**Input material:**
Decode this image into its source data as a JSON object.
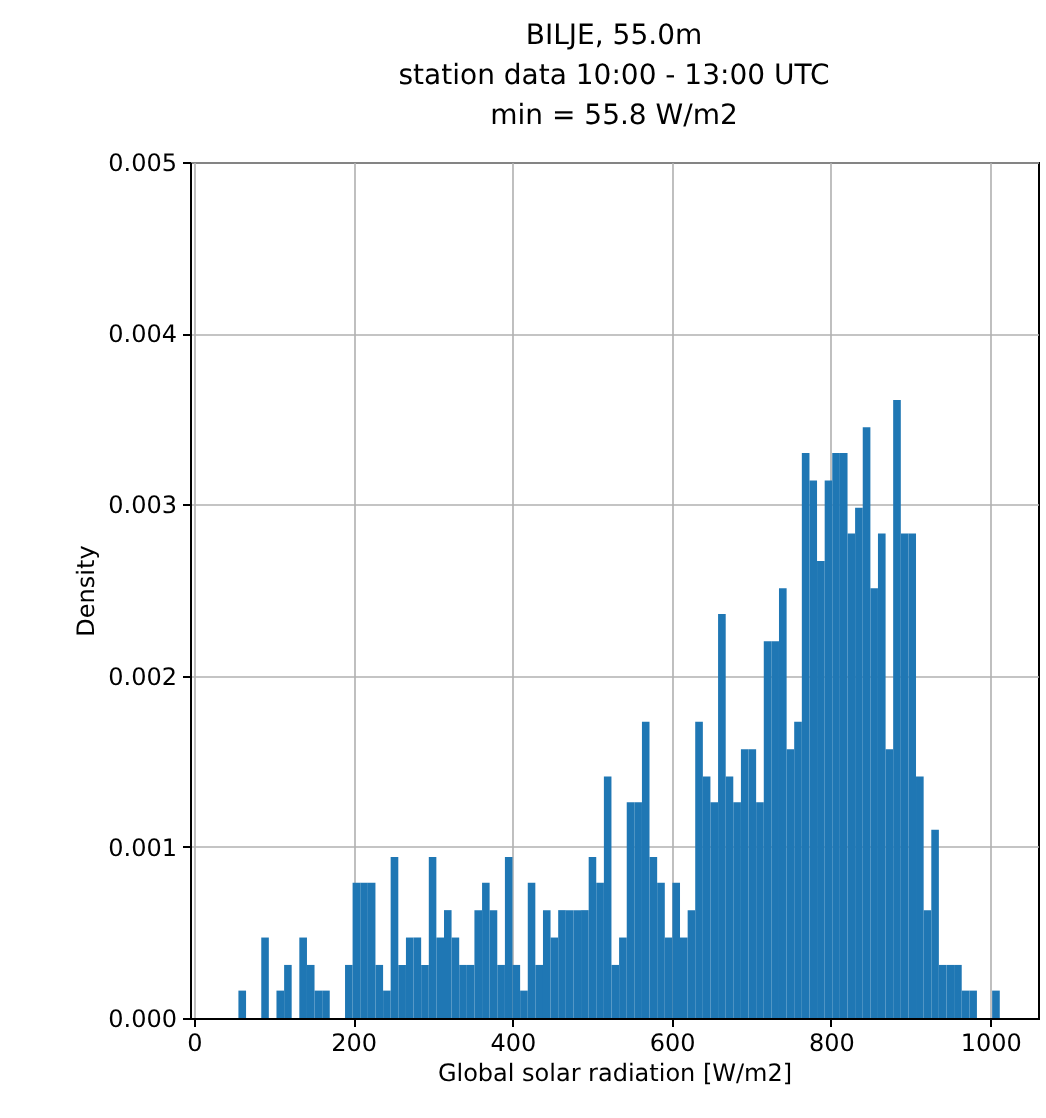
{
  "chart_data": {
    "type": "histogram",
    "title": "BILJE, 55.0m\nstation data 10:00 - 13:00 UTC\nmin = 55.8 W/m2",
    "xlabel": "Global solar radiation [W/m2]",
    "ylabel": "Density",
    "color": "#1f77b4",
    "grid": true,
    "bins": [
      55.8,
      65.4,
      74.9,
      84.5,
      94.0,
      103.6,
      113.2,
      122.7,
      132.3,
      141.9,
      151.4,
      161.0,
      170.5,
      180.1,
      189.7,
      199.2,
      208.8,
      218.4,
      227.9,
      237.5,
      247.0,
      256.6,
      266.2,
      275.7,
      285.3,
      294.9,
      304.4,
      314.0,
      323.5,
      333.1,
      342.7,
      352.2,
      361.8,
      371.3,
      380.9,
      390.5,
      400.0,
      409.6,
      419.2,
      428.7,
      438.3,
      447.8,
      457.4,
      467.0,
      476.5,
      486.1,
      495.7,
      505.2,
      514.8,
      524.3,
      533.9,
      543.5,
      553.0,
      562.6,
      572.1,
      581.7,
      591.3,
      600.8,
      610.4,
      620.0,
      629.5,
      639.1,
      648.6,
      658.2,
      667.8,
      677.3,
      686.9,
      696.5,
      706.0,
      715.6,
      725.1,
      734.7,
      744.3,
      753.8,
      763.4,
      773.0,
      782.5,
      792.1,
      801.6,
      811.2,
      820.8,
      830.3,
      839.9,
      849.5,
      859.0,
      868.6,
      878.1,
      887.7,
      897.3,
      906.8,
      916.4,
      926.0,
      935.5,
      945.1,
      954.6,
      964.2,
      973.8,
      983.3,
      992.9,
      1002.4,
      1012.0
    ],
    "values": [
      0.00016,
      0,
      0,
      0.00047,
      0,
      0.00016,
      0.00031,
      0,
      0.00047,
      0.00031,
      0.00016,
      0.00016,
      0,
      0,
      0.00031,
      0.00079,
      0.00079,
      0.00079,
      0.00031,
      0.00016,
      0.00094,
      0.00031,
      0.00047,
      0.00047,
      0.00031,
      0.00094,
      0.00047,
      0.00063,
      0.00047,
      0.00031,
      0.00031,
      0.00063,
      0.00079,
      0.00063,
      0.00031,
      0.00094,
      0.00031,
      0.00016,
      0.00079,
      0.00031,
      0.00063,
      0.00047,
      0.00063,
      0.00063,
      0.00063,
      0.00063,
      0.00094,
      0.00079,
      0.00141,
      0.00031,
      0.00047,
      0.00126,
      0.00126,
      0.00173,
      0.00094,
      0.00079,
      0.00047,
      0.00079,
      0.00047,
      0.00063,
      0.00173,
      0.00141,
      0.00126,
      0.00236,
      0.00141,
      0.00126,
      0.00157,
      0.00157,
      0.00126,
      0.0022,
      0.0022,
      0.00251,
      0.00157,
      0.00173,
      0.0033,
      0.00314,
      0.00267,
      0.00314,
      0.0033,
      0.0033,
      0.00283,
      0.00298,
      0.00345,
      0.00251,
      0.00283,
      0.00157,
      0.00361,
      0.00283,
      0.00283,
      0.00141,
      0.00063,
      0.0011,
      0.00031,
      0.00031,
      0.00031,
      0.00016,
      0.00016,
      0,
      0,
      0.00016
    ],
    "xlim": [
      -5,
      1060
    ],
    "xticks": [
      0,
      200,
      400,
      600,
      800,
      1000
    ],
    "ylim": [
      0,
      0.005
    ],
    "yticks": [
      {
        "value": 0,
        "label": "0.000"
      },
      {
        "value": 0.001,
        "label": "0.001"
      },
      {
        "value": 0.002,
        "label": "0.002"
      },
      {
        "value": 0.003,
        "label": "0.003"
      },
      {
        "value": 0.004,
        "label": "0.004"
      },
      {
        "value": 0.005,
        "label": "0.005"
      }
    ]
  }
}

**Exercise directions:**
Make an exact copy of the records above, with the pictures left out.

**Task response:**
Decode this image into its source data as a JSON object.
{
  "chart_data": {
    "type": "histogram",
    "title": "BILJE, 55.0m\nstation data 10:00 - 13:00 UTC\nmin = 55.8 W/m2",
    "xlabel": "Global solar radiation [W/m2]",
    "ylabel": "Density",
    "color": "#1f77b4",
    "grid": true,
    "bins": [
      55.8,
      65.4,
      74.9,
      84.5,
      94.0,
      103.6,
      113.2,
      122.7,
      132.3,
      141.9,
      151.4,
      161.0,
      170.5,
      180.1,
      189.7,
      199.2,
      208.8,
      218.4,
      227.9,
      237.5,
      247.0,
      256.6,
      266.2,
      275.7,
      285.3,
      294.9,
      304.4,
      314.0,
      323.5,
      333.1,
      342.7,
      352.2,
      361.8,
      371.3,
      380.9,
      390.5,
      400.0,
      409.6,
      419.2,
      428.7,
      438.3,
      447.8,
      457.4,
      467.0,
      476.5,
      486.1,
      495.7,
      505.2,
      514.8,
      524.3,
      533.9,
      543.5,
      553.0,
      562.6,
      572.1,
      581.7,
      591.3,
      600.8,
      610.4,
      620.0,
      629.5,
      639.1,
      648.6,
      658.2,
      667.8,
      677.3,
      686.9,
      696.5,
      706.0,
      715.6,
      725.1,
      734.7,
      744.3,
      753.8,
      763.4,
      773.0,
      782.5,
      792.1,
      801.6,
      811.2,
      820.8,
      830.3,
      839.9,
      849.5,
      859.0,
      868.6,
      878.1,
      887.7,
      897.3,
      906.8,
      916.4,
      926.0,
      935.5,
      945.1,
      954.6,
      964.2,
      973.8,
      983.3,
      992.9,
      1002.4,
      1012.0
    ],
    "values": [
      0.00016,
      0,
      0,
      0.00047,
      0,
      0.00016,
      0.00031,
      0,
      0.00047,
      0.00031,
      0.00016,
      0.00016,
      0,
      0,
      0.00031,
      0.00079,
      0.00079,
      0.00079,
      0.00031,
      0.00016,
      0.00094,
      0.00031,
      0.00047,
      0.00047,
      0.00031,
      0.00094,
      0.00047,
      0.00063,
      0.00047,
      0.00031,
      0.00031,
      0.00063,
      0.00079,
      0.00063,
      0.00031,
      0.00094,
      0.00031,
      0.00016,
      0.00079,
      0.00031,
      0.00063,
      0.00047,
      0.00063,
      0.00063,
      0.00063,
      0.00063,
      0.00094,
      0.00079,
      0.00141,
      0.00031,
      0.00047,
      0.00126,
      0.00126,
      0.00173,
      0.00094,
      0.00079,
      0.00047,
      0.00079,
      0.00047,
      0.00063,
      0.00173,
      0.00141,
      0.00126,
      0.00236,
      0.00141,
      0.00126,
      0.00157,
      0.00157,
      0.00126,
      0.0022,
      0.0022,
      0.00251,
      0.00157,
      0.00173,
      0.0033,
      0.00314,
      0.00267,
      0.00314,
      0.0033,
      0.0033,
      0.00283,
      0.00298,
      0.00345,
      0.00251,
      0.00283,
      0.00157,
      0.00361,
      0.00283,
      0.00283,
      0.00141,
      0.00063,
      0.0011,
      0.00031,
      0.00031,
      0.00031,
      0.00016,
      0.00016,
      0,
      0,
      0.00016
    ],
    "xlim": [
      -5,
      1060
    ],
    "xticks": [
      0,
      200,
      400,
      600,
      800,
      1000
    ],
    "ylim": [
      0,
      0.005
    ],
    "yticks": [
      {
        "value": 0,
        "label": "0.000"
      },
      {
        "value": 0.001,
        "label": "0.001"
      },
      {
        "value": 0.002,
        "label": "0.002"
      },
      {
        "value": 0.003,
        "label": "0.003"
      },
      {
        "value": 0.004,
        "label": "0.004"
      },
      {
        "value": 0.005,
        "label": "0.005"
      }
    ]
  }
}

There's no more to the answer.